== Information provided ==

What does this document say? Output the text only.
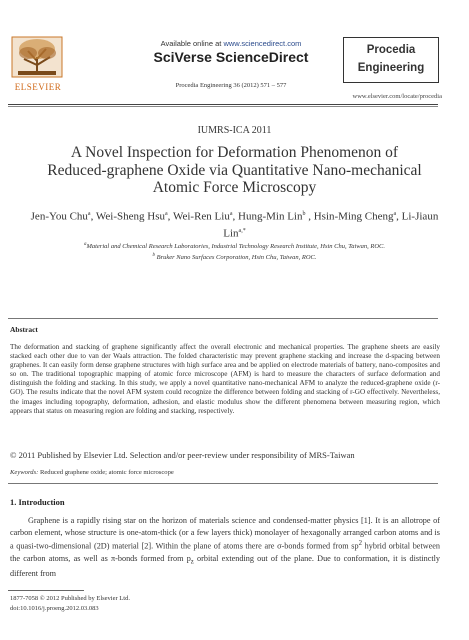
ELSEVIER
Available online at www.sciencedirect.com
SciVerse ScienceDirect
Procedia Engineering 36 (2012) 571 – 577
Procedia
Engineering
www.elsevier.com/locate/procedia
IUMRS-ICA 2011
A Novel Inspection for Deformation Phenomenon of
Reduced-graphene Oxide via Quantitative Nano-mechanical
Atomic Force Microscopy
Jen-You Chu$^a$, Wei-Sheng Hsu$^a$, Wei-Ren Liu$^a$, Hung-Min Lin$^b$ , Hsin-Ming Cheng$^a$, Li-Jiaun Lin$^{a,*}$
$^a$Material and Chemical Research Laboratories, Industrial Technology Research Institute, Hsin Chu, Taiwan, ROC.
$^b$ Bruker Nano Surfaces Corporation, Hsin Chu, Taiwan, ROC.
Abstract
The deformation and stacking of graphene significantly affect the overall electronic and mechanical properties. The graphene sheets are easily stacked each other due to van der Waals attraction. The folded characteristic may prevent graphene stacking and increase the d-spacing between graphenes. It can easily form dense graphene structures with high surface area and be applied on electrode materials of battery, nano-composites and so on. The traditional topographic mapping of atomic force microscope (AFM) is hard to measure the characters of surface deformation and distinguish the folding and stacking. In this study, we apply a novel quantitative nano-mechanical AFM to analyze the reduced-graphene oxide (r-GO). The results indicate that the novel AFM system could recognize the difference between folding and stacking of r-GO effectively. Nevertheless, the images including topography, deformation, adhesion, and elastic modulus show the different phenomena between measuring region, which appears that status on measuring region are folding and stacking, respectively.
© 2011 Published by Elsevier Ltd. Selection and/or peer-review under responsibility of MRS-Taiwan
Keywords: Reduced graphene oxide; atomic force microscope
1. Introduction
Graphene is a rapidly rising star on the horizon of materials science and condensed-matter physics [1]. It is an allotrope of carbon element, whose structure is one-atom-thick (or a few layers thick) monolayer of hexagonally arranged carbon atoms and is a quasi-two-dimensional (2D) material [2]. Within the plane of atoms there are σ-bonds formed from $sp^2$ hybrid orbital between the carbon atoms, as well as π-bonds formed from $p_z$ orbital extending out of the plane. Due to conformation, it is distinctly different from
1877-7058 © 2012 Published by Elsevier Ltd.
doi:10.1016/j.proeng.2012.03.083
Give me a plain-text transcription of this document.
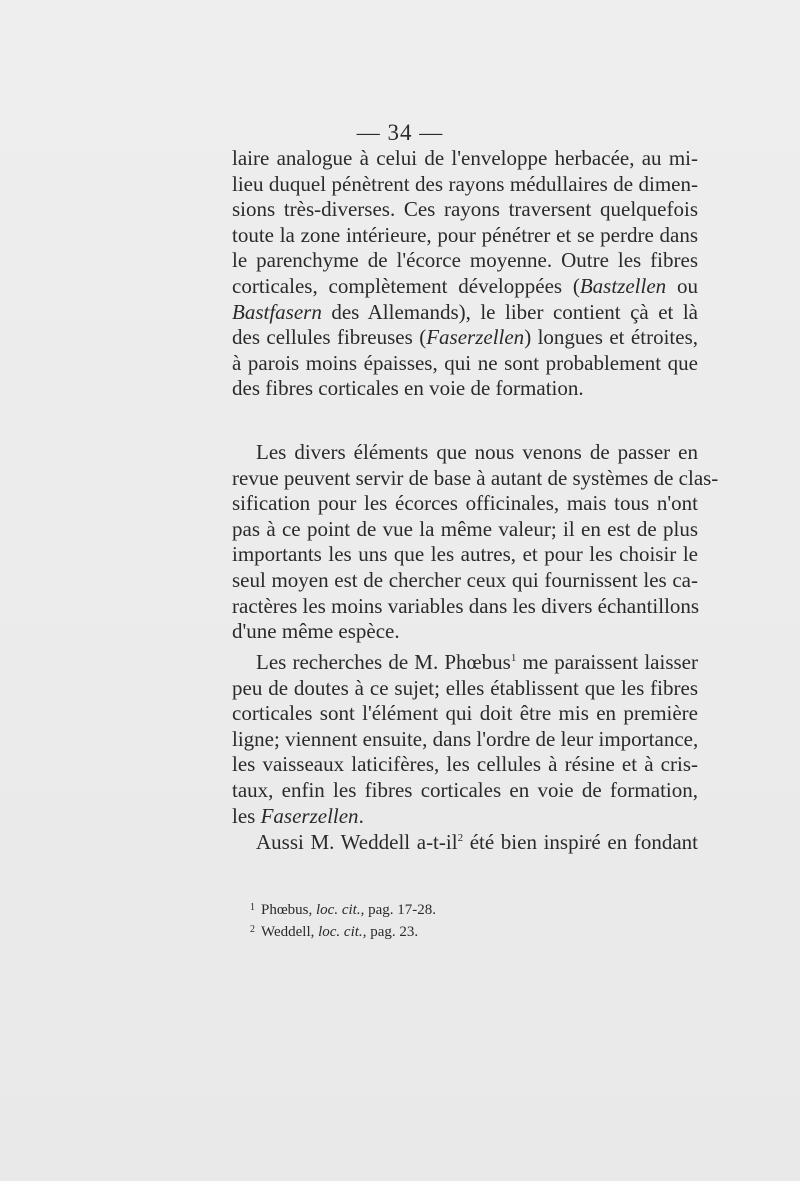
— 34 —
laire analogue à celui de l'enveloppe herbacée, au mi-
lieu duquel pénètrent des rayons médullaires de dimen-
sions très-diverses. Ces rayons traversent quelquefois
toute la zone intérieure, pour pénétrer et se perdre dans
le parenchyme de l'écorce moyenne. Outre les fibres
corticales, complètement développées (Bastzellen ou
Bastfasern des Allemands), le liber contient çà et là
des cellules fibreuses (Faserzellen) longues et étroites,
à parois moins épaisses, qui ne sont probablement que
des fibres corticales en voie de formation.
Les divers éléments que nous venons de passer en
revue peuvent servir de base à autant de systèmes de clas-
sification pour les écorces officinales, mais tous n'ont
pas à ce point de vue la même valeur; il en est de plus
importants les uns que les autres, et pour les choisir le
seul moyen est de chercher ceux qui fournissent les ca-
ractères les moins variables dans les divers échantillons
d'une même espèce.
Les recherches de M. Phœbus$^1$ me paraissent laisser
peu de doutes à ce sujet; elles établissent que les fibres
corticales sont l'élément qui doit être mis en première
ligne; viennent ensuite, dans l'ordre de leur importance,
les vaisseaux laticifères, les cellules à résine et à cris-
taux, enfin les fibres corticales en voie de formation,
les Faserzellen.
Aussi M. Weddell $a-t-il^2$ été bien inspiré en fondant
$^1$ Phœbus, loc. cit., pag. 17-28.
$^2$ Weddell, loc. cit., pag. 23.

===

Requirements :: Reproduce each entry precisely, dropping only the pictures.

Result of this task ::
What does this document say? Output the text only.
ELSEVIER
Available online at www.sciencedirect.com
SciVerse ScienceDirect
Procedia Engineering 36 (2012) 571 – 577
Procedia
Engineering
www.elsevier.com/locate/procedia
IUMRS-ICA 2011
A Novel Inspection for Deformation Phenomenon of
Reduced-graphene Oxide via Quantitative Nano-mechanical
Atomic Force Microscopy
Jen-You Chu$^a$, Wei-Sheng Hsu$^a$, Wei-Ren Liu$^a$, Hung-Min Lin$^b$ , Hsin-Ming Cheng$^a$, Li-Jiaun Lin$^{a,*}$
$^a$Material and Chemical Research Laboratories, Industrial Technology Research Institute, Hsin Chu, Taiwan, ROC.
$^b$ Bruker Nano Surfaces Corporation, Hsin Chu, Taiwan, ROC.
Abstract
The deformation and stacking of graphene significantly affect the overall electronic and mechanical properties. The graphene sheets are easily stacked each other due to van der Waals attraction. The folded characteristic may prevent graphene stacking and increase the d-spacing between graphenes. It can easily form dense graphene structures with high surface area and be applied on electrode materials of battery, nano-composites and so on. The traditional topographic mapping of atomic force microscope (AFM) is hard to measure the characters of surface deformation and distinguish the folding and stacking. In this study, we apply a novel quantitative nano-mechanical AFM to analyze the reduced-graphene oxide (r-GO). The results indicate that the novel AFM system could recognize the difference between folding and stacking of r-GO effectively. Nevertheless, the images including topography, deformation, adhesion, and elastic modulus show the different phenomena between measuring region, which appears that status on measuring region are folding and stacking, respectively.
© 2011 Published by Elsevier Ltd. Selection and/or peer-review under responsibility of MRS-Taiwan
Keywords: Reduced graphene oxide; atomic force microscope
1. Introduction
Graphene is a rapidly rising star on the horizon of materials science and condensed-matter physics [1]. It is an allotrope of carbon element, whose structure is one-atom-thick (or a few layers thick) monolayer of hexagonally arranged carbon atoms and is a quasi-two-dimensional (2D) material [2]. Within the plane of atoms there are σ-bonds formed from $sp^2$ hybrid orbital between the carbon atoms, as well as π-bonds formed from $p_z$ orbital extending out of the plane. Due to conformation, it is distinctly different from
1877-7058 © 2012 Published by Elsevier Ltd.
doi:10.1016/j.proeng.2012.03.083
Give me a plain-text transcription of this document.
— 34 —
laire analogue à celui de l'enveloppe herbacée, au mi-
lieu duquel pénètrent des rayons médullaires de dimen-
sions très-diverses. Ces rayons traversent quelquefois
toute la zone intérieure, pour pénétrer et se perdre dans
le parenchyme de l'écorce moyenne. Outre les fibres
corticales, complètement développées (Bastzellen ou
Bastfasern des Allemands), le liber contient çà et là
des cellules fibreuses (Faserzellen) longues et étroites,
à parois moins épaisses, qui ne sont probablement que
des fibres corticales en voie de formation.
Les divers éléments que nous venons de passer en
revue peuvent servir de base à autant de systèmes de clas-
sification pour les écorces officinales, mais tous n'ont
pas à ce point de vue la même valeur; il en est de plus
importants les uns que les autres, et pour les choisir le
seul moyen est de chercher ceux qui fournissent les ca-
ractères les moins variables dans les divers échantillons
d'une même espèce.
Les recherches de M. Phœbus$^1$ me paraissent laisser
peu de doutes à ce sujet; elles établissent que les fibres
corticales sont l'élément qui doit être mis en première
ligne; viennent ensuite, dans l'ordre de leur importance,
les vaisseaux laticifères, les cellules à résine et à cris-
taux, enfin les fibres corticales en voie de formation,
les Faserzellen.
Aussi M. Weddell $a-t-il^2$ été bien inspiré en fondant
$^1$ Phœbus, loc. cit., pag. 17-28.
$^2$ Weddell, loc. cit., pag. 23.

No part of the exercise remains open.